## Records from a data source
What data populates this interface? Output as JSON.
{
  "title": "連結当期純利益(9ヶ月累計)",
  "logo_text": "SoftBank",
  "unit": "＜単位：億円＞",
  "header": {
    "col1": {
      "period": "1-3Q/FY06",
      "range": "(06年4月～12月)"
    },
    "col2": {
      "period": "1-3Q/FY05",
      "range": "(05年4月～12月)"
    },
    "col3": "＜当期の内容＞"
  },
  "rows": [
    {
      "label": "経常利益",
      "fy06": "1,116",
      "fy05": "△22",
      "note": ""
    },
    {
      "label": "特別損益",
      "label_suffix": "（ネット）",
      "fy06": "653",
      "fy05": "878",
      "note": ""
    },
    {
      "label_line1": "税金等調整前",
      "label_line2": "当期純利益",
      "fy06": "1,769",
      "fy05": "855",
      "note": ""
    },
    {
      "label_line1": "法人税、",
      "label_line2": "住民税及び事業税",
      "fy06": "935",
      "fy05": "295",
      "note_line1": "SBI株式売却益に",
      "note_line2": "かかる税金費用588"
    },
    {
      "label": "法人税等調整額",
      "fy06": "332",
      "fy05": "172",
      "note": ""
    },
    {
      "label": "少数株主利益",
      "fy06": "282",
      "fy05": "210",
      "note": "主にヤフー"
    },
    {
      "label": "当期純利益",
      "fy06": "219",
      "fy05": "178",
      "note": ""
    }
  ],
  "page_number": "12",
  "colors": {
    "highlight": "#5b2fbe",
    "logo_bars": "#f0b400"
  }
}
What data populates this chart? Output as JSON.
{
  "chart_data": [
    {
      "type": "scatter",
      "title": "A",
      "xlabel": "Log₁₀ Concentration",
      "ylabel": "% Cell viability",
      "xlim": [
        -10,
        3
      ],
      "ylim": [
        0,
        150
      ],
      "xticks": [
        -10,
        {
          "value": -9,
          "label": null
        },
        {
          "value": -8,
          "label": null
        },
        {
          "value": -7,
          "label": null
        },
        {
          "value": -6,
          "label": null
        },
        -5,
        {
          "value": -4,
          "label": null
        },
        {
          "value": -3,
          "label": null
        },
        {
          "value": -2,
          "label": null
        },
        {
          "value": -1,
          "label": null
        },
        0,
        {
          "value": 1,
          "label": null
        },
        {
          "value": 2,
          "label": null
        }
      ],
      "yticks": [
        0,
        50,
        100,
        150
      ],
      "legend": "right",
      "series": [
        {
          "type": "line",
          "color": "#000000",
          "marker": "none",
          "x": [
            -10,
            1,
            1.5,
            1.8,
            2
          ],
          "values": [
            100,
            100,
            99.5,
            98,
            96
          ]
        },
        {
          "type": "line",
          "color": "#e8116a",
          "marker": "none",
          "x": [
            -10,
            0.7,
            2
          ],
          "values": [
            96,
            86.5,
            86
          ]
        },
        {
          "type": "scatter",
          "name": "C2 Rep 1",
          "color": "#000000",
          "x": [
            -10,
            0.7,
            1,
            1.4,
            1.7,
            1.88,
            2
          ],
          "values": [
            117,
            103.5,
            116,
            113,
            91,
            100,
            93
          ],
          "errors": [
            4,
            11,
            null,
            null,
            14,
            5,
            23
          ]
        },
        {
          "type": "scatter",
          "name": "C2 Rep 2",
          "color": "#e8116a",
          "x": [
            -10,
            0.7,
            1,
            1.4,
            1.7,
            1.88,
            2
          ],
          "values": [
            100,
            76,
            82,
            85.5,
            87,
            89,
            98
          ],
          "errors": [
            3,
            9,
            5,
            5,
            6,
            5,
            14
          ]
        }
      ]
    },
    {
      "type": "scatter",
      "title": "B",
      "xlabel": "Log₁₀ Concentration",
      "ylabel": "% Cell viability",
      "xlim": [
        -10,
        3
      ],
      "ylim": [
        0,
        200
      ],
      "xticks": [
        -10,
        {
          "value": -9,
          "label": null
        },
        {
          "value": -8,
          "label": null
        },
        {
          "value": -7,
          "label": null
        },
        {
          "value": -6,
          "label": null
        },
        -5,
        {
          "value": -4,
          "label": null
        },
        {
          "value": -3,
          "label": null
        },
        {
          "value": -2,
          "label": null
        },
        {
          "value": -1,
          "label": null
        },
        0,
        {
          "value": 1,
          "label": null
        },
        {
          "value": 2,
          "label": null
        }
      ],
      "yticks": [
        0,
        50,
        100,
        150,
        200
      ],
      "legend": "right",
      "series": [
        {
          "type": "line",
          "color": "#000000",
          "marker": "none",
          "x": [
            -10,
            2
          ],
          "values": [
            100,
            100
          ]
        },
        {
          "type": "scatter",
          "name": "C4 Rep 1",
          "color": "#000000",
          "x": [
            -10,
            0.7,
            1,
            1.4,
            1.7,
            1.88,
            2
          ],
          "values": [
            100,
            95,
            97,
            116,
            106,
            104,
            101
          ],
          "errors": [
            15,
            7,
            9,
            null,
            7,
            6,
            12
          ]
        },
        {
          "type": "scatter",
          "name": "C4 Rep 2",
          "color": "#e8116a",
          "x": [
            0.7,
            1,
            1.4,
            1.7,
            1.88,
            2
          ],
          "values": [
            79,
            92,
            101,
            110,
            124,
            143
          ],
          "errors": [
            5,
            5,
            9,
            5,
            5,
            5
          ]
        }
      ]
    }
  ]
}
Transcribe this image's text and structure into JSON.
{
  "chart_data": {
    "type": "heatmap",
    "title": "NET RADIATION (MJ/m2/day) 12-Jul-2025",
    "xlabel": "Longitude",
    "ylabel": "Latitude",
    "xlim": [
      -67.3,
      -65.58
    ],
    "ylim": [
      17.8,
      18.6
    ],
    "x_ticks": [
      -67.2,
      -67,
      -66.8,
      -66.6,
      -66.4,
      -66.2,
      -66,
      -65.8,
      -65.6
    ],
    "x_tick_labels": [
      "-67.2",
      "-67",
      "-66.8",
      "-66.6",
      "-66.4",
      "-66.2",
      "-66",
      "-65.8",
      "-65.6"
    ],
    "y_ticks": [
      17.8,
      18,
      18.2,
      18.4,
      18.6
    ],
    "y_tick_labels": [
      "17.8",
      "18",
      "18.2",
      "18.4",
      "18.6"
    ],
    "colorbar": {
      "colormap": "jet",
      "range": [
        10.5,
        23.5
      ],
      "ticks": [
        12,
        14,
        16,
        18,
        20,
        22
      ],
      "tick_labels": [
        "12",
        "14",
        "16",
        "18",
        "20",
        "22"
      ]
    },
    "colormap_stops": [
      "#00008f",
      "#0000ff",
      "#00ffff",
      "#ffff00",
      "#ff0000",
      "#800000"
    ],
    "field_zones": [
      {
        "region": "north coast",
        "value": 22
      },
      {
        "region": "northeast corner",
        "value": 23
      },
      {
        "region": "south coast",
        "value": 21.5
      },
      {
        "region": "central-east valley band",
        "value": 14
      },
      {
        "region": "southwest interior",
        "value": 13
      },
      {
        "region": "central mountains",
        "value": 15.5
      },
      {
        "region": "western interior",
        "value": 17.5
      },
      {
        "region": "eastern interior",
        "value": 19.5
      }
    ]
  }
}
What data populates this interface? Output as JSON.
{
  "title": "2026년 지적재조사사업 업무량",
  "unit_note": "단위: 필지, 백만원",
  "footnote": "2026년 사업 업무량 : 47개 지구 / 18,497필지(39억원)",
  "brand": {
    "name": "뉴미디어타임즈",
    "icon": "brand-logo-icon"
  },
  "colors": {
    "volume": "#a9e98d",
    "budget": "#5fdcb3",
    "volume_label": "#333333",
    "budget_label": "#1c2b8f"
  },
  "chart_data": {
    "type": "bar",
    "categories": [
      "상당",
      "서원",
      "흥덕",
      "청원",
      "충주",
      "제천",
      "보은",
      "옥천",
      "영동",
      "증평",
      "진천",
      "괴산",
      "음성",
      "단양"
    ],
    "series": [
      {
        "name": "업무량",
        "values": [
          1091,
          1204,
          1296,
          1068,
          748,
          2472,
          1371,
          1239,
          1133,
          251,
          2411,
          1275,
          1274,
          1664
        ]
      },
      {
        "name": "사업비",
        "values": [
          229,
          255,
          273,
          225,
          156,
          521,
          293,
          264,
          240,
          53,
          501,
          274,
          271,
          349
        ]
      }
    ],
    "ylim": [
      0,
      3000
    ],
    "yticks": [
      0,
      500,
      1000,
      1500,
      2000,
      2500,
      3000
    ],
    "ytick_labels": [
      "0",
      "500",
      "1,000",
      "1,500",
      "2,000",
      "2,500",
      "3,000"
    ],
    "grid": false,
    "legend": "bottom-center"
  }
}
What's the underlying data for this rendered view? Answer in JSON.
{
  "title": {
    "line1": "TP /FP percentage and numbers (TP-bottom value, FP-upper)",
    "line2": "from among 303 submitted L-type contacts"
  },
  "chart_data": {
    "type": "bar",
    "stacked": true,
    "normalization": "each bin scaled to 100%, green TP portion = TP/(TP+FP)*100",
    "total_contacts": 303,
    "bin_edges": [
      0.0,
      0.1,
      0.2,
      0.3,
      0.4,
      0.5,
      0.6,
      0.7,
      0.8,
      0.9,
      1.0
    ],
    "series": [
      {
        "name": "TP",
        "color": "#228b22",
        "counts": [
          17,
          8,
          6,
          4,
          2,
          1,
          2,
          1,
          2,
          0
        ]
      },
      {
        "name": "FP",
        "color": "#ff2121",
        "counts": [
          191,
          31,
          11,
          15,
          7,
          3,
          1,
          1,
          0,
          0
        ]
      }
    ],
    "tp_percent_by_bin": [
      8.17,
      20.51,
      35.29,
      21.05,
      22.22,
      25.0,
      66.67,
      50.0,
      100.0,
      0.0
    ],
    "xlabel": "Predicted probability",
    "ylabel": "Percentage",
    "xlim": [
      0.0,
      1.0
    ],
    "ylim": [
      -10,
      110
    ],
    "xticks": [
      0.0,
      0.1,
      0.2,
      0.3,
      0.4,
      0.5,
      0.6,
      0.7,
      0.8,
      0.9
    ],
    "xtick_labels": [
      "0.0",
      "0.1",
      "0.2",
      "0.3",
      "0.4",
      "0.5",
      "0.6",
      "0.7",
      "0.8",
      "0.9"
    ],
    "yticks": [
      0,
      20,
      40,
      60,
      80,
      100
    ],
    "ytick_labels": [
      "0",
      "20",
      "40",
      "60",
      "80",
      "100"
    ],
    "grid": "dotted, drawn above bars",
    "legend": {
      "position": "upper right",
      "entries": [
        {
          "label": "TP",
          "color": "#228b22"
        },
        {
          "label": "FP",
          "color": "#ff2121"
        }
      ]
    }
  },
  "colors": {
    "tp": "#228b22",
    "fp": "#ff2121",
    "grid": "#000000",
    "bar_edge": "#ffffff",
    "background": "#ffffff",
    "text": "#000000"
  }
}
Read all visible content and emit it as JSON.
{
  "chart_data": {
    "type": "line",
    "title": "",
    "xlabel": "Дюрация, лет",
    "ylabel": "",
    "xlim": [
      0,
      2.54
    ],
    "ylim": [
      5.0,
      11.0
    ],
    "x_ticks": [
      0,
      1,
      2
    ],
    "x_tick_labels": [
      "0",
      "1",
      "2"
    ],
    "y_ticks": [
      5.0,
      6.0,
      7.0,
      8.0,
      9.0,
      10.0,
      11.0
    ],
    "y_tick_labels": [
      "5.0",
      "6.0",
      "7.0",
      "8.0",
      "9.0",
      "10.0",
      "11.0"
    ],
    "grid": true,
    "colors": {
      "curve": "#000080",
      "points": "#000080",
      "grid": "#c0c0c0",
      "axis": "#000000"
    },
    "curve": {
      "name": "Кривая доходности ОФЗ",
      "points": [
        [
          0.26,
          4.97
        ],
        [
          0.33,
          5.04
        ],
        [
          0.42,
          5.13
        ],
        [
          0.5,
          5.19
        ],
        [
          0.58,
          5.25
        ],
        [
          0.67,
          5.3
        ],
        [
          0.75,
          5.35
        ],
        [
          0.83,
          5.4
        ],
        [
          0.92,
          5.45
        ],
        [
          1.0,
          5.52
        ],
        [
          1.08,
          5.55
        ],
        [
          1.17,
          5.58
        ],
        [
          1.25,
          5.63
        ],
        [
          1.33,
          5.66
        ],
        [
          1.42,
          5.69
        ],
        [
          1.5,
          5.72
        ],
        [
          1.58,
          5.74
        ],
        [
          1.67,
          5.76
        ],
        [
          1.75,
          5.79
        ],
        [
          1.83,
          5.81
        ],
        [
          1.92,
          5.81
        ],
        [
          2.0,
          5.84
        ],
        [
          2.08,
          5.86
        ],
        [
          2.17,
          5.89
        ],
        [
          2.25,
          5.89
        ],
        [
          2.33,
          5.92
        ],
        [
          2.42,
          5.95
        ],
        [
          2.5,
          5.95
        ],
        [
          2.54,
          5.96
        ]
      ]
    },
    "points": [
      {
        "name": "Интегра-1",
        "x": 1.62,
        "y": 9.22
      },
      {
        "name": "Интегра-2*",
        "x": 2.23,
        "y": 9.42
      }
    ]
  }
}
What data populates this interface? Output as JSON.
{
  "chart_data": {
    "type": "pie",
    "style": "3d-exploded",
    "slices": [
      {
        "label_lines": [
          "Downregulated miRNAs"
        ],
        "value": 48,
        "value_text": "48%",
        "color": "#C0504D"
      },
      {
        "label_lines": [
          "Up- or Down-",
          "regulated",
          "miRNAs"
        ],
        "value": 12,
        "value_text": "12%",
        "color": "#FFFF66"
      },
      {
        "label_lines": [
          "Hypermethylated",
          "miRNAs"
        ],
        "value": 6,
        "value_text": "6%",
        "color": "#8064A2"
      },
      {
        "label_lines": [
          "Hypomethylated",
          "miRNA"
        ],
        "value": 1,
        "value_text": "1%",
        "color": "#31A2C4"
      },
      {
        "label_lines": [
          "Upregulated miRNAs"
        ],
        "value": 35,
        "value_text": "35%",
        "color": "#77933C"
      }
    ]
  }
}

## Exercise prompt
Reply with the number of lines in the material above that contain "central", and nothing more.

## In response
2